> [GIVEN RECORDS]:
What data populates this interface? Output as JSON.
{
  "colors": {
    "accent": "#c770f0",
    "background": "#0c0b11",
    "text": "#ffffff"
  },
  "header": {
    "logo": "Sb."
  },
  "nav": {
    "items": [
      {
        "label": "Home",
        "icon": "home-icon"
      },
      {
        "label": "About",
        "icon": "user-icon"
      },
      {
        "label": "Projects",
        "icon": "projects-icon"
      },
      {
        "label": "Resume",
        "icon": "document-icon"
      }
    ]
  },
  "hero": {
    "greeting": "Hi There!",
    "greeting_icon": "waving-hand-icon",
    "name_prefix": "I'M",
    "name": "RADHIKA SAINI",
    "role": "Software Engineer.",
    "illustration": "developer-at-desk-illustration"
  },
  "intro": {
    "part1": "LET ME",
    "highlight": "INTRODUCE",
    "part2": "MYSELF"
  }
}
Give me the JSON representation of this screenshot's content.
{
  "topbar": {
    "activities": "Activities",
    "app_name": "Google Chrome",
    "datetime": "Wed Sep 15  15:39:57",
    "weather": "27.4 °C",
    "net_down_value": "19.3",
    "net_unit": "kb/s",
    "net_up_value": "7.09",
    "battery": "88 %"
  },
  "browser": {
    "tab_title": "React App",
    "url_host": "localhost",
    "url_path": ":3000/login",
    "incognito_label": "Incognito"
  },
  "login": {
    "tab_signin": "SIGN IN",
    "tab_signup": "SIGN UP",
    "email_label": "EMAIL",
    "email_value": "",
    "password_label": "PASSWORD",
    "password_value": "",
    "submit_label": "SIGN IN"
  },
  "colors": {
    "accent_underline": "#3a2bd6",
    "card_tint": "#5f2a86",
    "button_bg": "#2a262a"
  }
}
* * *
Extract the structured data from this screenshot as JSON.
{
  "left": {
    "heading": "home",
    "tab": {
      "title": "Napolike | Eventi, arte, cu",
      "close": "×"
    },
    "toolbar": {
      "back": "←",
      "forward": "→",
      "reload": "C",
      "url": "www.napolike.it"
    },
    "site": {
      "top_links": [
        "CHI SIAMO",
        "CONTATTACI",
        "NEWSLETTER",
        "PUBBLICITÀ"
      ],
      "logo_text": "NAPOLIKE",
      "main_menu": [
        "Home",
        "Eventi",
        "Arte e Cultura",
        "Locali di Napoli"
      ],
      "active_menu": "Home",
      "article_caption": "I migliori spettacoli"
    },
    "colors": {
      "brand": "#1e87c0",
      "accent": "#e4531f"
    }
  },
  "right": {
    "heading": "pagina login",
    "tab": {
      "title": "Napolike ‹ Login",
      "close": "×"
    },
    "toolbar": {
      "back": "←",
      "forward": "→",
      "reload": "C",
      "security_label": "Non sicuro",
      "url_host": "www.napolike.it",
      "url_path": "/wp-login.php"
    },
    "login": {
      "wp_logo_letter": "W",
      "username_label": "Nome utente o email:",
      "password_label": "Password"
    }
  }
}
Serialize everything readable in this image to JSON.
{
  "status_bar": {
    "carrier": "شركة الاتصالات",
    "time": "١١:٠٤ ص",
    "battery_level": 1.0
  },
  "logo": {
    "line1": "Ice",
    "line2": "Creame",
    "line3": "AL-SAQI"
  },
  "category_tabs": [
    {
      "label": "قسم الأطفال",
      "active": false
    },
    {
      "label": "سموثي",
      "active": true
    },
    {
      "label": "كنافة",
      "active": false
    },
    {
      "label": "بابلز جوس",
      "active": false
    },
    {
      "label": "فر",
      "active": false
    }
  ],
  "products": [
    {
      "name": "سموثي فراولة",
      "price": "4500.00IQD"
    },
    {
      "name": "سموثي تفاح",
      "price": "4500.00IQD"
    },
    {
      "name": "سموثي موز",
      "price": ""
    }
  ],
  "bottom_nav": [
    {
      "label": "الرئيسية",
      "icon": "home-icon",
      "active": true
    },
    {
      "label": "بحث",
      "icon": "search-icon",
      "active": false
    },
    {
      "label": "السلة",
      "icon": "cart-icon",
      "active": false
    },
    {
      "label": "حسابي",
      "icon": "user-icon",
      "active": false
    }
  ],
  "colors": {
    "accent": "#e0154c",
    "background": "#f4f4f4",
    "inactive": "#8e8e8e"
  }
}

> [INSTRUCTIONS FOR THE TASK]: Go through the material and select each line with the string "data" in it.

> [SOLUTION FOR THIS PROBLEM]:
What data populates this interface? Output as JSON.
Extract the structured data from this screenshot as JSON.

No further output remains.